* _TASK BRIEF_: Every line of the material is to be quoted verbatim, minus the pictures.

[Figure dataset records]
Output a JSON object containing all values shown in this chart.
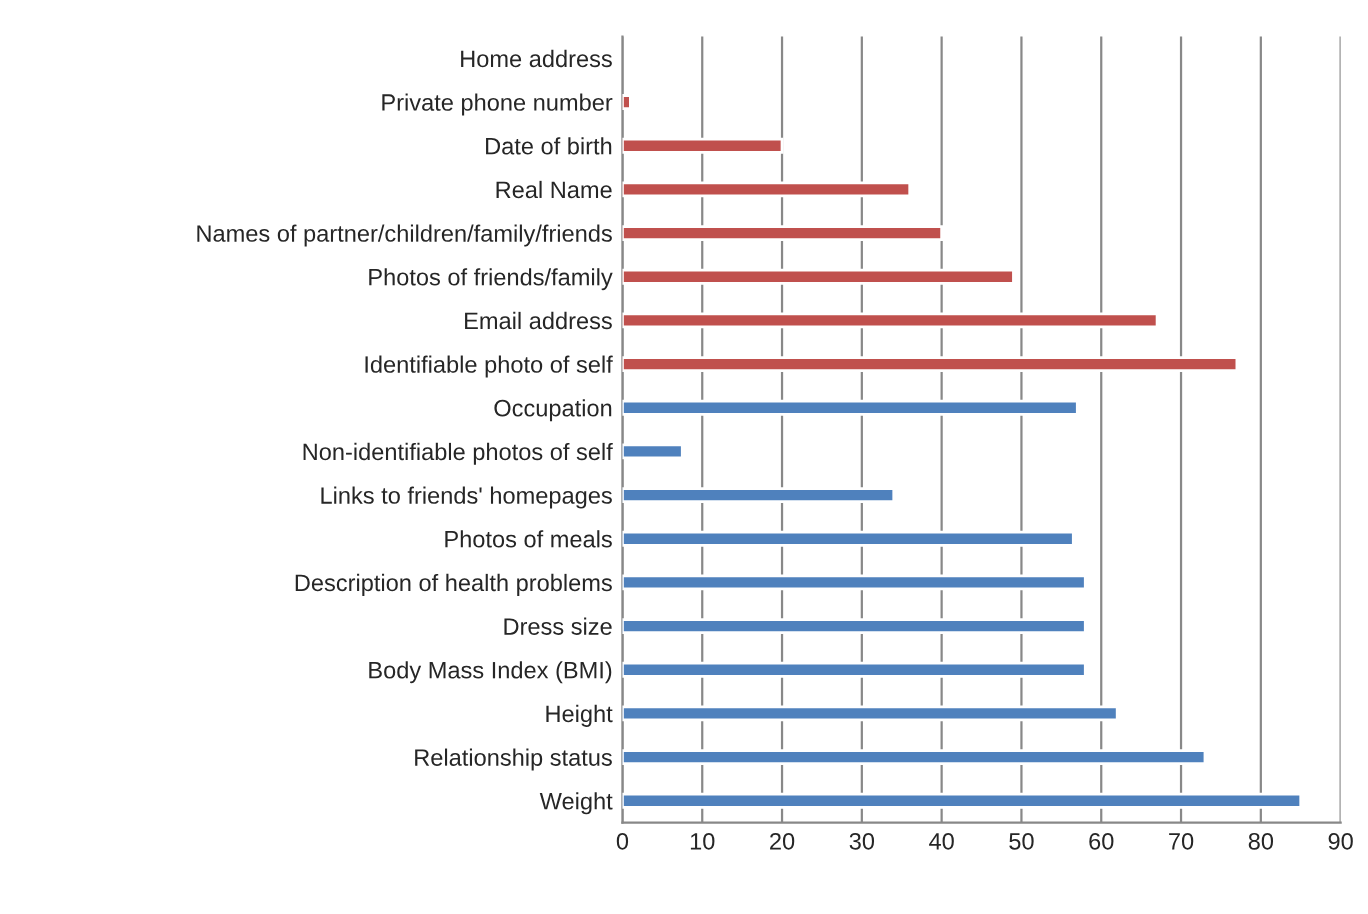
{
  "chart_data": {
    "type": "bar",
    "orientation": "horizontal",
    "categories": [
      "Home address",
      "Private phone number",
      "Date of birth",
      "Real Name",
      "Names of partner/children/family/friends",
      "Photos of friends/family",
      "Email address",
      "Identifiable photo of self",
      "Occupation",
      "Non-identifiable photos of self",
      "Links to friends' homepages",
      "Photos of meals",
      "Description of health problems",
      "Dress size",
      "Body Mass Index (BMI)",
      "Height",
      "Relationship status",
      "Weight"
    ],
    "values": [
      null,
      1,
      20,
      36,
      40,
      49,
      67,
      77,
      57,
      7.5,
      34,
      56.5,
      58,
      58,
      58,
      62,
      73,
      85
    ],
    "colors": [
      "#c0504d",
      "#c0504d",
      "#c0504d",
      "#c0504d",
      "#c0504d",
      "#c0504d",
      "#c0504d",
      "#c0504d",
      "#4f81bd",
      "#4f81bd",
      "#4f81bd",
      "#4f81bd",
      "#4f81bd",
      "#4f81bd",
      "#4f81bd",
      "#4f81bd",
      "#4f81bd",
      "#4f81bd"
    ],
    "xlim": [
      0,
      90
    ],
    "xticks": [
      0,
      10,
      20,
      30,
      40,
      50,
      60,
      70,
      80,
      90
    ],
    "grid": "x"
  }
}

* _WRITTEN ANSWER_:
Output a JSON object containing all values shown in this chart.
{
  "chart_data": {
    "type": "bar",
    "orientation": "horizontal",
    "categories": [
      "Home address",
      "Private phone number",
      "Date of birth",
      "Real Name",
      "Names of partner/children/family/friends",
      "Photos of friends/family",
      "Email address",
      "Identifiable photo of self",
      "Occupation",
      "Non-identifiable photos of self",
      "Links to friends' homepages",
      "Photos of meals",
      "Description of health problems",
      "Dress size",
      "Body Mass Index (BMI)",
      "Height",
      "Relationship status",
      "Weight"
    ],
    "values": [
      null,
      1,
      20,
      36,
      40,
      49,
      67,
      77,
      57,
      7.5,
      34,
      56.5,
      58,
      58,
      58,
      62,
      73,
      85
    ],
    "colors": [
      "#c0504d",
      "#c0504d",
      "#c0504d",
      "#c0504d",
      "#c0504d",
      "#c0504d",
      "#c0504d",
      "#c0504d",
      "#4f81bd",
      "#4f81bd",
      "#4f81bd",
      "#4f81bd",
      "#4f81bd",
      "#4f81bd",
      "#4f81bd",
      "#4f81bd",
      "#4f81bd",
      "#4f81bd"
    ],
    "xlim": [
      0,
      90
    ],
    "xticks": [
      0,
      10,
      20,
      30,
      40,
      50,
      60,
      70,
      80,
      90
    ],
    "grid": "x"
  }
}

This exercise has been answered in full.